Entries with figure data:
■ ■ ■

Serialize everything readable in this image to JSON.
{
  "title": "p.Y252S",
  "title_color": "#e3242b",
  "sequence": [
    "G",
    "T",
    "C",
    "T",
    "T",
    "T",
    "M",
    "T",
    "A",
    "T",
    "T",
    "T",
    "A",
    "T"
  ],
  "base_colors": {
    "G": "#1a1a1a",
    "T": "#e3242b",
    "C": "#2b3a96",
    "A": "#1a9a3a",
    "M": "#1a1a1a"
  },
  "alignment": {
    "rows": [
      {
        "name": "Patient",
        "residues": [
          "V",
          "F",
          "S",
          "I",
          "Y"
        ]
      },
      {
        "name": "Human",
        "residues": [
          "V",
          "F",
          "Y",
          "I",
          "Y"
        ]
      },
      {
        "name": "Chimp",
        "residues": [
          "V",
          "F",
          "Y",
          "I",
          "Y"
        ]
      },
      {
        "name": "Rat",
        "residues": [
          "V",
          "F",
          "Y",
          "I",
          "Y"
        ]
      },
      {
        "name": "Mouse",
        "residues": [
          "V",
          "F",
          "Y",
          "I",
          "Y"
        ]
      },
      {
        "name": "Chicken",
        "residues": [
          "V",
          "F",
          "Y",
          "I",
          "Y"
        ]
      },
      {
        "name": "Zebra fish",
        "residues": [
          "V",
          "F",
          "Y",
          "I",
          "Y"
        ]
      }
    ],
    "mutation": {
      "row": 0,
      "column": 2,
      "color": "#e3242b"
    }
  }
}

■ ■ ■

Exercise requirements -
The records above must be output exactly, in full.

Reply to the exercise -
Serialize everything readable in this image to JSON.
{
  "title": "p.Y252S",
  "title_color": "#e3242b",
  "sequence": [
    "G",
    "T",
    "C",
    "T",
    "T",
    "T",
    "M",
    "T",
    "A",
    "T",
    "T",
    "T",
    "A",
    "T"
  ],
  "base_colors": {
    "G": "#1a1a1a",
    "T": "#e3242b",
    "C": "#2b3a96",
    "A": "#1a9a3a",
    "M": "#1a1a1a"
  },
  "alignment": {
    "rows": [
      {
        "name": "Patient",
        "residues": [
          "V",
          "F",
          "S",
          "I",
          "Y"
        ]
      },
      {
        "name": "Human",
        "residues": [
          "V",
          "F",
          "Y",
          "I",
          "Y"
        ]
      },
      {
        "name": "Chimp",
        "residues": [
          "V",
          "F",
          "Y",
          "I",
          "Y"
        ]
      },
      {
        "name": "Rat",
        "residues": [
          "V",
          "F",
          "Y",
          "I",
          "Y"
        ]
      },
      {
        "name": "Mouse",
        "residues": [
          "V",
          "F",
          "Y",
          "I",
          "Y"
        ]
      },
      {
        "name": "Chicken",
        "residues": [
          "V",
          "F",
          "Y",
          "I",
          "Y"
        ]
      },
      {
        "name": "Zebra fish",
        "residues": [
          "V",
          "F",
          "Y",
          "I",
          "Y"
        ]
      }
    ],
    "mutation": {
      "row": 0,
      "column": 2,
      "color": "#e3242b"
    }
  }
}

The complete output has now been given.